● **SHORT TASK**
From the listing that follows, extract every line and set it down unaltered.

● **SOURCE RECORDS**
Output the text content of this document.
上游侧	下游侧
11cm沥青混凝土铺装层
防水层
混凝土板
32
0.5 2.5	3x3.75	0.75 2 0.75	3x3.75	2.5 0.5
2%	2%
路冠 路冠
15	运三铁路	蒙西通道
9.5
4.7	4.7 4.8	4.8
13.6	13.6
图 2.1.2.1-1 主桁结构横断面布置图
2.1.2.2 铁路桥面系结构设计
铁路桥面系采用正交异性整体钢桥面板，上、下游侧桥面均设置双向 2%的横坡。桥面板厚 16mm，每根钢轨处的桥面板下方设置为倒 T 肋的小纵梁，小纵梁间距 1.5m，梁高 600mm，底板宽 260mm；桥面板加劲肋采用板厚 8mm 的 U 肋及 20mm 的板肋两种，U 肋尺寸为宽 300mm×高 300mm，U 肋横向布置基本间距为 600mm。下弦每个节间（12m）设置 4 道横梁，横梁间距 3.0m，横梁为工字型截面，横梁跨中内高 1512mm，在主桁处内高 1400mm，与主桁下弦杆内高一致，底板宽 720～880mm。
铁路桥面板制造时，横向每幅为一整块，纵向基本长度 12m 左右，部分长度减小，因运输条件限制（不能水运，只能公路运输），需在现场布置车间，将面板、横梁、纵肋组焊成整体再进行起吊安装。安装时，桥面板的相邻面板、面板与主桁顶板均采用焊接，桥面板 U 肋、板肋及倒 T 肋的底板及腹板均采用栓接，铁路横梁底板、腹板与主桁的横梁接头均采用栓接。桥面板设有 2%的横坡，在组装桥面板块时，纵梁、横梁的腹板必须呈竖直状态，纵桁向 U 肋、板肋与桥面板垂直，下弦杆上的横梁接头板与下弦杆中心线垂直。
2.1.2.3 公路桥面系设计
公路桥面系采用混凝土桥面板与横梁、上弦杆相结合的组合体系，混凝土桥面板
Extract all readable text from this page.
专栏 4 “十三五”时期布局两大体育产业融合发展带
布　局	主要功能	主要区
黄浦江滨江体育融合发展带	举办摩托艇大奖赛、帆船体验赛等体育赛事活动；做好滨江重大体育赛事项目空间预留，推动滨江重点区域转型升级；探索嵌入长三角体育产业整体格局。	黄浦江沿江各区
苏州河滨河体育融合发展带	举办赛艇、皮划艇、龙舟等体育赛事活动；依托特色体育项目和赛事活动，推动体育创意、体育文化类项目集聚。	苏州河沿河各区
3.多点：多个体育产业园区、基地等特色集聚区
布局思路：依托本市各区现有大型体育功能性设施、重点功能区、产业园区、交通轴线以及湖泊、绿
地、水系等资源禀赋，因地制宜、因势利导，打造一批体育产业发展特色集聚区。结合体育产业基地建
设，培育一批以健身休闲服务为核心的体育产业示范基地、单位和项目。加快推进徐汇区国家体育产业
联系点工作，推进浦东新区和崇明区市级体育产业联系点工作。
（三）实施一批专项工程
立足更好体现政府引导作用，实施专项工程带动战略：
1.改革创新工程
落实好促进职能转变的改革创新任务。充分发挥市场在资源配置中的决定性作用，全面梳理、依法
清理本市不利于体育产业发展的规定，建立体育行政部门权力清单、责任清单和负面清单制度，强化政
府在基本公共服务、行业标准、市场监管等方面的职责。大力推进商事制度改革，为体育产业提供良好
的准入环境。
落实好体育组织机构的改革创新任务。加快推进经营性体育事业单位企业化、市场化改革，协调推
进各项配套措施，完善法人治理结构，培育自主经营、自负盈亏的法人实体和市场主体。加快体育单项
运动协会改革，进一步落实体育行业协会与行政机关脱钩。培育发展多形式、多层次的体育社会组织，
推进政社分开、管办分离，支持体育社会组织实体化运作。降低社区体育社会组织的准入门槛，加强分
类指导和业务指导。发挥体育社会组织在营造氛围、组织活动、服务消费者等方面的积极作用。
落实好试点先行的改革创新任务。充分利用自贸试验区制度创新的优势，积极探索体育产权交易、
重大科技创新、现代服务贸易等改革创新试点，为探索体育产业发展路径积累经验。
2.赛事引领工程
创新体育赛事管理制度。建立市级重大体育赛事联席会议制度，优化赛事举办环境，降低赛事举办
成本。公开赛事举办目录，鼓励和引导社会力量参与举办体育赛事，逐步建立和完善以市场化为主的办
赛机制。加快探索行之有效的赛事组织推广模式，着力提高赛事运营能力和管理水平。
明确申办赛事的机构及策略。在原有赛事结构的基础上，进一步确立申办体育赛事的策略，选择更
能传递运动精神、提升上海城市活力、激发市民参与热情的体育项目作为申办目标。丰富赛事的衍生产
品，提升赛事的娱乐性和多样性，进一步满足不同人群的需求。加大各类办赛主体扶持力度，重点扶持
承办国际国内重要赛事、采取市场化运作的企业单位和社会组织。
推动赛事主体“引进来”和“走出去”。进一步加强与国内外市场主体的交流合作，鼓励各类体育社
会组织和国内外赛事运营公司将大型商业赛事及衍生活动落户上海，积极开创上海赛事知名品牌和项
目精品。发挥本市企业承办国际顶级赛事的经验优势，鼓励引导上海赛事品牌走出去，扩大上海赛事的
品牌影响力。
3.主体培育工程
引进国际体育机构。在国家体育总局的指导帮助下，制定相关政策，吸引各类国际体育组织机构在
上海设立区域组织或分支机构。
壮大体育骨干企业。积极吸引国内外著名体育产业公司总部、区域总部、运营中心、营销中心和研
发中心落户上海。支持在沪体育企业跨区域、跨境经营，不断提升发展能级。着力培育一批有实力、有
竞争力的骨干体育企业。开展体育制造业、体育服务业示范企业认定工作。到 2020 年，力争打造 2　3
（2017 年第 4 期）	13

● **RESULT FOR THIS TASK**
Output the text content of this document.
上游侧	下游侧
11cm沥青混凝土铺装层
防水层
混凝土板
32
0.5 2.5	3x3.75	0.75 2 0.75	3x3.75	2.5 0.5
2%	2%
路冠 路冠
15	运三铁路	蒙西通道
9.5
4.7	4.7 4.8	4.8
13.6	13.6
图 2.1.2.1-1 主桁结构横断面布置图
2.1.2.2 铁路桥面系结构设计
铁路桥面系采用正交异性整体钢桥面板，上、下游侧桥面均设置双向 2%的横坡。桥面板厚 16mm，每根钢轨处的桥面板下方设置为倒 T 肋的小纵梁，小纵梁间距 1.5m，梁高 600mm，底板宽 260mm；桥面板加劲肋采用板厚 8mm 的 U 肋及 20mm 的板肋两种，U 肋尺寸为宽 300mm×高 300mm，U 肋横向布置基本间距为 600mm。下弦每个节间（12m）设置 4 道横梁，横梁间距 3.0m，横梁为工字型截面，横梁跨中内高 1512mm，在主桁处内高 1400mm，与主桁下弦杆内高一致，底板宽 720～880mm。
铁路桥面板制造时，横向每幅为一整块，纵向基本长度 12m 左右，部分长度减小，因运输条件限制（不能水运，只能公路运输），需在现场布置车间，将面板、横梁、纵肋组焊成整体再进行起吊安装。安装时，桥面板的相邻面板、面板与主桁顶板均采用焊接，桥面板 U 肋、板肋及倒 T 肋的底板及腹板均采用栓接，铁路横梁底板、腹板与主桁的横梁接头均采用栓接。桥面板设有 2%的横坡，在组装桥面板块时，纵梁、横梁的腹板必须呈竖直状态，纵桁向 U 肋、板肋与桥面板垂直，下弦杆上的横梁接头板与下弦杆中心线垂直。
2.1.2.3 公路桥面系设计
公路桥面系采用混凝土桥面板与横梁、上弦杆相结合的组合体系，混凝土桥面板
Extract all readable text from this page.
专栏 4 “十三五”时期布局两大体育产业融合发展带
布　局	主要功能	主要区
黄浦江滨江体育融合发展带	举办摩托艇大奖赛、帆船体验赛等体育赛事活动；做好滨江重大体育赛事项目空间预留，推动滨江重点区域转型升级；探索嵌入长三角体育产业整体格局。	黄浦江沿江各区
苏州河滨河体育融合发展带	举办赛艇、皮划艇、龙舟等体育赛事活动；依托特色体育项目和赛事活动，推动体育创意、体育文化类项目集聚。	苏州河沿河各区
3.多点：多个体育产业园区、基地等特色集聚区
布局思路：依托本市各区现有大型体育功能性设施、重点功能区、产业园区、交通轴线以及湖泊、绿
地、水系等资源禀赋，因地制宜、因势利导，打造一批体育产业发展特色集聚区。结合体育产业基地建
设，培育一批以健身休闲服务为核心的体育产业示范基地、单位和项目。加快推进徐汇区国家体育产业
联系点工作，推进浦东新区和崇明区市级体育产业联系点工作。
（三）实施一批专项工程
立足更好体现政府引导作用，实施专项工程带动战略：
1.改革创新工程
落实好促进职能转变的改革创新任务。充分发挥市场在资源配置中的决定性作用，全面梳理、依法
清理本市不利于体育产业发展的规定，建立体育行政部门权力清单、责任清单和负面清单制度，强化政
府在基本公共服务、行业标准、市场监管等方面的职责。大力推进商事制度改革，为体育产业提供良好
的准入环境。
落实好体育组织机构的改革创新任务。加快推进经营性体育事业单位企业化、市场化改革，协调推
进各项配套措施，完善法人治理结构，培育自主经营、自负盈亏的法人实体和市场主体。加快体育单项
运动协会改革，进一步落实体育行业协会与行政机关脱钩。培育发展多形式、多层次的体育社会组织，
推进政社分开、管办分离，支持体育社会组织实体化运作。降低社区体育社会组织的准入门槛，加强分
类指导和业务指导。发挥体育社会组织在营造氛围、组织活动、服务消费者等方面的积极作用。
落实好试点先行的改革创新任务。充分利用自贸试验区制度创新的优势，积极探索体育产权交易、
重大科技创新、现代服务贸易等改革创新试点，为探索体育产业发展路径积累经验。
2.赛事引领工程
创新体育赛事管理制度。建立市级重大体育赛事联席会议制度，优化赛事举办环境，降低赛事举办
成本。公开赛事举办目录，鼓励和引导社会力量参与举办体育赛事，逐步建立和完善以市场化为主的办
赛机制。加快探索行之有效的赛事组织推广模式，着力提高赛事运营能力和管理水平。
明确申办赛事的机构及策略。在原有赛事结构的基础上，进一步确立申办体育赛事的策略，选择更
能传递运动精神、提升上海城市活力、激发市民参与热情的体育项目作为申办目标。丰富赛事的衍生产
品，提升赛事的娱乐性和多样性，进一步满足不同人群的需求。加大各类办赛主体扶持力度，重点扶持
承办国际国内重要赛事、采取市场化运作的企业单位和社会组织。
推动赛事主体“引进来”和“走出去”。进一步加强与国内外市场主体的交流合作，鼓励各类体育社
会组织和国内外赛事运营公司将大型商业赛事及衍生活动落户上海，积极开创上海赛事知名品牌和项
目精品。发挥本市企业承办国际顶级赛事的经验优势，鼓励引导上海赛事品牌走出去，扩大上海赛事的
品牌影响力。
3.主体培育工程
引进国际体育机构。在国家体育总局的指导帮助下，制定相关政策，吸引各类国际体育组织机构在
上海设立区域组织或分支机构。
壮大体育骨干企业。积极吸引国内外著名体育产业公司总部、区域总部、运营中心、营销中心和研
发中心落户上海。支持在沪体育企业跨区域、跨境经营，不断提升发展能级。着力培育一批有实力、有
竞争力的骨干体育企业。开展体育制造业、体育服务业示范企业认定工作。到 2020 年，力争打造 2　3
（2017 年第 4 期）	13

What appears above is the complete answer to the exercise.